# PROMPT:
All lines featuring the string "accuracy" are to be listed.
──────── GIVEN INFORMATION ────────
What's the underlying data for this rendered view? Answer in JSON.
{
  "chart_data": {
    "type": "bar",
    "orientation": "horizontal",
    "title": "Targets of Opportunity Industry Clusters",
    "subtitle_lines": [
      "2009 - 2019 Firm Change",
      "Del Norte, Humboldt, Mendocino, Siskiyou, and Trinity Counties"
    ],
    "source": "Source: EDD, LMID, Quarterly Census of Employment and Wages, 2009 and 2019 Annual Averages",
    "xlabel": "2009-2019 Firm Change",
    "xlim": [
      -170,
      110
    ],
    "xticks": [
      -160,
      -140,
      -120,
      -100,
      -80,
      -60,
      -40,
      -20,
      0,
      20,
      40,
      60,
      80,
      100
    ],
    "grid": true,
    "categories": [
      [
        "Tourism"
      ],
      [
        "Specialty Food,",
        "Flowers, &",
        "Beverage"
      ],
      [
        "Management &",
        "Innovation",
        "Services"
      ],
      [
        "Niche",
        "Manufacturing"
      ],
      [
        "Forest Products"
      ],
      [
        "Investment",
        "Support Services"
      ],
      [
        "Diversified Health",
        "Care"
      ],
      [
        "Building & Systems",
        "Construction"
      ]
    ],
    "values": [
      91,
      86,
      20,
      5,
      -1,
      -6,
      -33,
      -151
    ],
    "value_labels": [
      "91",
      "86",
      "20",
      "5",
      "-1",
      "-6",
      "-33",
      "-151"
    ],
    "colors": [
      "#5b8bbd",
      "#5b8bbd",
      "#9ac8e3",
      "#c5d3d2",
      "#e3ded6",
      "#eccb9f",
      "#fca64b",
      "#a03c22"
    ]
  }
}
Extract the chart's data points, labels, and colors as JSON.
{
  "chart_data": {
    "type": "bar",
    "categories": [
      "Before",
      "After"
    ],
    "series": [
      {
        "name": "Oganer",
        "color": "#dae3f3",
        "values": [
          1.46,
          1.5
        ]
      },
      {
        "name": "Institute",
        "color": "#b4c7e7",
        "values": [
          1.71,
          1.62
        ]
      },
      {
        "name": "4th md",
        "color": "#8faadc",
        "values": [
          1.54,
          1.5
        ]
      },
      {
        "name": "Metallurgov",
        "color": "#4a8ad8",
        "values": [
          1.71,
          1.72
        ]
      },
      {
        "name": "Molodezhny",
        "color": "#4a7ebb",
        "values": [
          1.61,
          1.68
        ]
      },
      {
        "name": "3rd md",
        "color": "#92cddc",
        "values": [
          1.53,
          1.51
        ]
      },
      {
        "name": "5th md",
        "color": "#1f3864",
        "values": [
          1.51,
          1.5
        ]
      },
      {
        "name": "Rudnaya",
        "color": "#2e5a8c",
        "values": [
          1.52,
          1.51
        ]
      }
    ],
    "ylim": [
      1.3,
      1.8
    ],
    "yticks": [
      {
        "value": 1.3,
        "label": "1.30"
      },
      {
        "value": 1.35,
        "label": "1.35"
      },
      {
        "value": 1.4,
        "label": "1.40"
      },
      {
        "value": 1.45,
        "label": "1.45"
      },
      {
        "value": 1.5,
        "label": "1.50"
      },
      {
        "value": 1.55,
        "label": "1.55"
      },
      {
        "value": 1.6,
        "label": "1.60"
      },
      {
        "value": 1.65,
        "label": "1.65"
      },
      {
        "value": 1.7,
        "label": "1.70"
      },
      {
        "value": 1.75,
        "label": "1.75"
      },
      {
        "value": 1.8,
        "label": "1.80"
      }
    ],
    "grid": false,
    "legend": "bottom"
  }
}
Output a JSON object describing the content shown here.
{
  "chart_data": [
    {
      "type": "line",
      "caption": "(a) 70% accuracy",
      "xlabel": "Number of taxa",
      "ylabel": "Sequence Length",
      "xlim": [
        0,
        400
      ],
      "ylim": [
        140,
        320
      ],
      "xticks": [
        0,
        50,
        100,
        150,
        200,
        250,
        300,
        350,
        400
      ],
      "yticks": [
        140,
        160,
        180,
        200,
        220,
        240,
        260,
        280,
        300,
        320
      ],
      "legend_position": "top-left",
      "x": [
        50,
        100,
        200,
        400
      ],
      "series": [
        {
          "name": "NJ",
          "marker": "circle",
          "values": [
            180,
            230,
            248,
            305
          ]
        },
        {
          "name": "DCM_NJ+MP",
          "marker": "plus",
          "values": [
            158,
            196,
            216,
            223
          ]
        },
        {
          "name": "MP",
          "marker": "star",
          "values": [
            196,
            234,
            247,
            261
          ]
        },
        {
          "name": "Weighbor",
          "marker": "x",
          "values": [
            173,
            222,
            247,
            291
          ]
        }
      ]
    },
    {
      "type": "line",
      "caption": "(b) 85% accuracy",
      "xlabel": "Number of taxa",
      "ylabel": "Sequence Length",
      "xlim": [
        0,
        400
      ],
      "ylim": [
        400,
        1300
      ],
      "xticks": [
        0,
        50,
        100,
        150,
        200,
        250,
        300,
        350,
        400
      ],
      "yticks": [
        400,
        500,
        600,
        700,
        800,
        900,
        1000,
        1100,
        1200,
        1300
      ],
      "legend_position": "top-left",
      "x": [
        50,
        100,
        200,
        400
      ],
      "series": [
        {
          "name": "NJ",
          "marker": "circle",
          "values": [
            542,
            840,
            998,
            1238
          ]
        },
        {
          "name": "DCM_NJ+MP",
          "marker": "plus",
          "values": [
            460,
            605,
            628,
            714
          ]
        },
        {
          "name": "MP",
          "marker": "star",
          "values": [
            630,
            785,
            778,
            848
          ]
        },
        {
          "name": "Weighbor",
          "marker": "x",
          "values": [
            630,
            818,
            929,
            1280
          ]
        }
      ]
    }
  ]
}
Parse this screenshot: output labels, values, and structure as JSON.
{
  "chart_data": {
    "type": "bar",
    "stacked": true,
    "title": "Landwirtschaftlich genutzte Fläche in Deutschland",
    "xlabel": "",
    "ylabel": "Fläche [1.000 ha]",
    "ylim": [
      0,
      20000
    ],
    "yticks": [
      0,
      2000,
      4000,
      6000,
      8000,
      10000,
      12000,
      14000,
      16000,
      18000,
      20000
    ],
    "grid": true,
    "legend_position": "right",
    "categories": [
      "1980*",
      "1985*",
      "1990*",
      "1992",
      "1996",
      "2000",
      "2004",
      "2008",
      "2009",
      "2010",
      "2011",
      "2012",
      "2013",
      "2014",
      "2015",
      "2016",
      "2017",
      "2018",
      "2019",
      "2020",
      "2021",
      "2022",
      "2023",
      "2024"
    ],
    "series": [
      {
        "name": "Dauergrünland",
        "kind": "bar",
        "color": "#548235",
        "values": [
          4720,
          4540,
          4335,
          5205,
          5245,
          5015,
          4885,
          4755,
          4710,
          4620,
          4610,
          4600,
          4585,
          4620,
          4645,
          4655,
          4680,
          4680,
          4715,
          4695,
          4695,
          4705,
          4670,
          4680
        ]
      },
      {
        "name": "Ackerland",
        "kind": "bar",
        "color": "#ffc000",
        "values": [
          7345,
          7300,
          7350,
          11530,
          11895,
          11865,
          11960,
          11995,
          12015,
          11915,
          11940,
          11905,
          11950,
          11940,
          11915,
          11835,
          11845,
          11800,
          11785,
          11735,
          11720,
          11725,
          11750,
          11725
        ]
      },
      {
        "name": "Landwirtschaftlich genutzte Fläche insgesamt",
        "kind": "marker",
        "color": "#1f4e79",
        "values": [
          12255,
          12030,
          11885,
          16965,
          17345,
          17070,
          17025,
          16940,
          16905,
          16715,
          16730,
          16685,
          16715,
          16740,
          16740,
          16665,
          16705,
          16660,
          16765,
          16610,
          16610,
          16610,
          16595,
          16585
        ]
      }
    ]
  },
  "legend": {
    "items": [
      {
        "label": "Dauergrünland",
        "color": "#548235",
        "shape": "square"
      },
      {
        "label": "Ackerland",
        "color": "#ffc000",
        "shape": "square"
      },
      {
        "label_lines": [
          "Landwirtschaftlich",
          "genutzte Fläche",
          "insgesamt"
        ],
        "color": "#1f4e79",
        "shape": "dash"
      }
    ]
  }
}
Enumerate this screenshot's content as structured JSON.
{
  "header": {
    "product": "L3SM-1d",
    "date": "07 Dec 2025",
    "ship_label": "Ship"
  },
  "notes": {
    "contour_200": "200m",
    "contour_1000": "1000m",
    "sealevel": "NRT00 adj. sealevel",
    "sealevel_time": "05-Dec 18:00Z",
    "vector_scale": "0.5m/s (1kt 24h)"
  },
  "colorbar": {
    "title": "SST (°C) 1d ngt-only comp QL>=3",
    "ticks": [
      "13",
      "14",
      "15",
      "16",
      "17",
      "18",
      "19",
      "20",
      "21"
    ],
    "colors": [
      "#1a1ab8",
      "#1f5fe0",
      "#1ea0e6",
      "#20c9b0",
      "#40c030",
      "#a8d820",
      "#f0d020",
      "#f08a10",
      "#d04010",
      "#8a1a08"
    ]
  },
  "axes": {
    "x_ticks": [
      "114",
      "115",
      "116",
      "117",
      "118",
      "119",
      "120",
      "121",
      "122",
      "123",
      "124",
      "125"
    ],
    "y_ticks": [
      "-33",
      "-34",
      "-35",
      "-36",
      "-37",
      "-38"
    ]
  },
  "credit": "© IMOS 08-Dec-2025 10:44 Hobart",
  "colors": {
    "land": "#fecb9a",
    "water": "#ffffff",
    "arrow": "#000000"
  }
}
────────
# TASK RESPONSE:
      "caption": "(a) 70% accuracy",
      "caption": "(b) 85% accuracy",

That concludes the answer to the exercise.